### Short exercise
Tally every line of the listing where the string "Lalu" is found, and state the total alone.

### Record extracts
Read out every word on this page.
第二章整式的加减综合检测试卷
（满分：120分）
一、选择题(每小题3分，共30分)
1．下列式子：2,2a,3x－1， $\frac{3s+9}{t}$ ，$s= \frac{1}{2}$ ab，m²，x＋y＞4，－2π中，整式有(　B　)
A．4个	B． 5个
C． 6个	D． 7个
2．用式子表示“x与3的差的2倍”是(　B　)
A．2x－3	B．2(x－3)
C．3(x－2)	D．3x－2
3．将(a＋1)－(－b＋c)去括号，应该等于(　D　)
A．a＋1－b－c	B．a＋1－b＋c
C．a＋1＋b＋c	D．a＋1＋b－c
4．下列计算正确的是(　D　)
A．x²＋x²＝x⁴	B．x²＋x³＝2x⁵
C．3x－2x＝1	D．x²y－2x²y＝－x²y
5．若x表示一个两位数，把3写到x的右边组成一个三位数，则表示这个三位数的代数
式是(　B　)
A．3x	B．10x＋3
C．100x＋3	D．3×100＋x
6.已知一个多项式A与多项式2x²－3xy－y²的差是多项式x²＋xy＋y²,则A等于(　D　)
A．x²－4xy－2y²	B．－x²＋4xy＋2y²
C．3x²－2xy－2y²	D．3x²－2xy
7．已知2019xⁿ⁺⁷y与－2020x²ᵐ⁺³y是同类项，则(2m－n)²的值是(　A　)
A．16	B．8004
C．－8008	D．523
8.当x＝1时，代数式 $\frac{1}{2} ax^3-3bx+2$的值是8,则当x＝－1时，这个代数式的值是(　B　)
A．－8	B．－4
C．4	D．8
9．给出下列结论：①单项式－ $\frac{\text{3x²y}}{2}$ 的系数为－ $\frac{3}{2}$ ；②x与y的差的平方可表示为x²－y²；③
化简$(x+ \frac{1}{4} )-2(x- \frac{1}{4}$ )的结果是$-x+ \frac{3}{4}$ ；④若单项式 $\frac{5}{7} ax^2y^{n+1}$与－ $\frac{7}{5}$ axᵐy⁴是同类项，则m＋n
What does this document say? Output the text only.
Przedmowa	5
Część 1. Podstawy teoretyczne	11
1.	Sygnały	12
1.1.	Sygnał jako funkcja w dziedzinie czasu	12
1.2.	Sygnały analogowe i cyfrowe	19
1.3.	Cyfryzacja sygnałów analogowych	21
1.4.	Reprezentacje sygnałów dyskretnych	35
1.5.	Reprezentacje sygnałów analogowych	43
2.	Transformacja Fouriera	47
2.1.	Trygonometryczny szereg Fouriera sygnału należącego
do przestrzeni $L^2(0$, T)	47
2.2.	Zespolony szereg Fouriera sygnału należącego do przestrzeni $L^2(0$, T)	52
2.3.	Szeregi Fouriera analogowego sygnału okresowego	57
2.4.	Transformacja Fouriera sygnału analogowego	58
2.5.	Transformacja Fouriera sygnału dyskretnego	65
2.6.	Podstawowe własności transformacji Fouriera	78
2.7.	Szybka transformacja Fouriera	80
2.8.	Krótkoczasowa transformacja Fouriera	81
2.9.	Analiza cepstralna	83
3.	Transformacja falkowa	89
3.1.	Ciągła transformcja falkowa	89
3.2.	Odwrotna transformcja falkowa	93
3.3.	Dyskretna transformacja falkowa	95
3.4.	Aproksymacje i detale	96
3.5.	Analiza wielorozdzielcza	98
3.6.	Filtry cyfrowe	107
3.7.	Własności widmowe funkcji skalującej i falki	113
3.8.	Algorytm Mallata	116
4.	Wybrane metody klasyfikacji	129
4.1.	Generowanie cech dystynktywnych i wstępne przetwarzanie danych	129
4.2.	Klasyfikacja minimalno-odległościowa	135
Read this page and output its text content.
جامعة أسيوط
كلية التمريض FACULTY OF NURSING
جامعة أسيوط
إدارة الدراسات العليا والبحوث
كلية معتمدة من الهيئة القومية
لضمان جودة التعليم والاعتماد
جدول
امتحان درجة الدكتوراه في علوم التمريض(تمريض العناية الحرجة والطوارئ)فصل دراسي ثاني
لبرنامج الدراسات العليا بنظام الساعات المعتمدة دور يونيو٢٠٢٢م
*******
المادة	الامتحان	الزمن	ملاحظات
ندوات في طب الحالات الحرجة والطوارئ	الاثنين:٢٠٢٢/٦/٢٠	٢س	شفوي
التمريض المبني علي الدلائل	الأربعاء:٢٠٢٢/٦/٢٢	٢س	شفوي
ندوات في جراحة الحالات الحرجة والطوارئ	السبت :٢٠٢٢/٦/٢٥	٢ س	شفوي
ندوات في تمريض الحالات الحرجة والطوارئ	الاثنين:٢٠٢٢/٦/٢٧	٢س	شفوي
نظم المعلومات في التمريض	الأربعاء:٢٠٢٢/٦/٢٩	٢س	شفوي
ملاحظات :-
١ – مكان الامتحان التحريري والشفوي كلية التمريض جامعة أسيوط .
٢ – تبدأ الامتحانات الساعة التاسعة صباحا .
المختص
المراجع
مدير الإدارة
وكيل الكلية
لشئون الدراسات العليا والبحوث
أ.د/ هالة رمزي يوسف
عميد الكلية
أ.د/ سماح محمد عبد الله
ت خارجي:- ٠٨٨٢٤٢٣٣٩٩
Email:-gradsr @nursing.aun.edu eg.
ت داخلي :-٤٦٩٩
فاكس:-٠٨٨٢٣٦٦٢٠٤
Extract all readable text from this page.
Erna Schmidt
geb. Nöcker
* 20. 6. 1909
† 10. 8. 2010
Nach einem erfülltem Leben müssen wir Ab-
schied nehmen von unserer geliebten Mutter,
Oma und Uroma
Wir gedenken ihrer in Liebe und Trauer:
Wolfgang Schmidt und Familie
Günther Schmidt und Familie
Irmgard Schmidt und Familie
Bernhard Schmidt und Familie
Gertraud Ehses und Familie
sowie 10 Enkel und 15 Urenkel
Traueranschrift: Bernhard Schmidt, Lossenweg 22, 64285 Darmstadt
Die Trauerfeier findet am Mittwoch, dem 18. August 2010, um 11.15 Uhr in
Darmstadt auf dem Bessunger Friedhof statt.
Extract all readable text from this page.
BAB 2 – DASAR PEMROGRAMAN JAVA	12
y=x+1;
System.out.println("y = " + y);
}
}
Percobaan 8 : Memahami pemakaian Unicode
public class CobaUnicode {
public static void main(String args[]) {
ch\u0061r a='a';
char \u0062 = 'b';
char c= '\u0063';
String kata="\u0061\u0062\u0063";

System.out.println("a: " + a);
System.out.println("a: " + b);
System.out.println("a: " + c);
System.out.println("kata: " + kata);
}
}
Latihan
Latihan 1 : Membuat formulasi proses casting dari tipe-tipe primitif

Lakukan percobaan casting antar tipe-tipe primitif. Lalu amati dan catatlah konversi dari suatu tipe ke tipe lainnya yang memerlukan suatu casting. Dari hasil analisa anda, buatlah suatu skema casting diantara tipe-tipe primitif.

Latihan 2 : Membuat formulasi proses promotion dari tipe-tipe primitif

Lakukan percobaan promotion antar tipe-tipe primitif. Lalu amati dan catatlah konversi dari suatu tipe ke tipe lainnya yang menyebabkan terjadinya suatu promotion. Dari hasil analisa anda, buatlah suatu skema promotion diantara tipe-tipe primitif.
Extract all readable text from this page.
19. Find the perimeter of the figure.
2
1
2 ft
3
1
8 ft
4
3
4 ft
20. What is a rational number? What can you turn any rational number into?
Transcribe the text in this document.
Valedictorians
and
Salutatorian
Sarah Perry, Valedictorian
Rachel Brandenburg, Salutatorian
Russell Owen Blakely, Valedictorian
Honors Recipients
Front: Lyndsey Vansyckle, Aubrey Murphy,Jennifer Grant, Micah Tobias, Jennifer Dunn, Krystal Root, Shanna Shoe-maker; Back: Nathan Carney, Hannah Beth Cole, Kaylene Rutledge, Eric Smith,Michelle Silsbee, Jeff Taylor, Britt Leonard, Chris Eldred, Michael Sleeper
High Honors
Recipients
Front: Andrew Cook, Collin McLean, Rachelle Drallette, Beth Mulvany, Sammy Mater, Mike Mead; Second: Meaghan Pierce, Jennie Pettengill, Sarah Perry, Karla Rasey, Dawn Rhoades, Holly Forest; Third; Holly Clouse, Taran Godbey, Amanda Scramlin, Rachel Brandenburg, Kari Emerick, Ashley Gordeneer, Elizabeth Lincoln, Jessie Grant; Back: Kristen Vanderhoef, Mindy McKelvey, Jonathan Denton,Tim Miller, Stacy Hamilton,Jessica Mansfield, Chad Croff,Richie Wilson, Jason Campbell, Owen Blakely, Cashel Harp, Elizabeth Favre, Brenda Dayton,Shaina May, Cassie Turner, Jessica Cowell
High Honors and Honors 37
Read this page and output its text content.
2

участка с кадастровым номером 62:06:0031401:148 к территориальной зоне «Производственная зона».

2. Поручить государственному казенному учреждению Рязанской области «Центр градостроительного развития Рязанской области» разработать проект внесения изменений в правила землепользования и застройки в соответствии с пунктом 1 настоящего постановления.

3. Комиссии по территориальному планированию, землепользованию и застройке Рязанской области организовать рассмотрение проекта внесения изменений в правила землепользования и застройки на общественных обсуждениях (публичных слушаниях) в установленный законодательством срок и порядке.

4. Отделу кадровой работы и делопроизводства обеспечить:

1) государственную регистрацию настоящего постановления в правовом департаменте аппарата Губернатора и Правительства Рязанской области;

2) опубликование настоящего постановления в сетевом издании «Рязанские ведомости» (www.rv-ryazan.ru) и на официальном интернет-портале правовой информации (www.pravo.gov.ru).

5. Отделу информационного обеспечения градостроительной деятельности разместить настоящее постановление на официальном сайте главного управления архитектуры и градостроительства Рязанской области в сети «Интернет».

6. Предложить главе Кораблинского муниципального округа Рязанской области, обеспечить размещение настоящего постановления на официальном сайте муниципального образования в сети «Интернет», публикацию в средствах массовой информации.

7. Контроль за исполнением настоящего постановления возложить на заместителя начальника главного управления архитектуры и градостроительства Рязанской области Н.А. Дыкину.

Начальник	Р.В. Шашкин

### Exercise output
2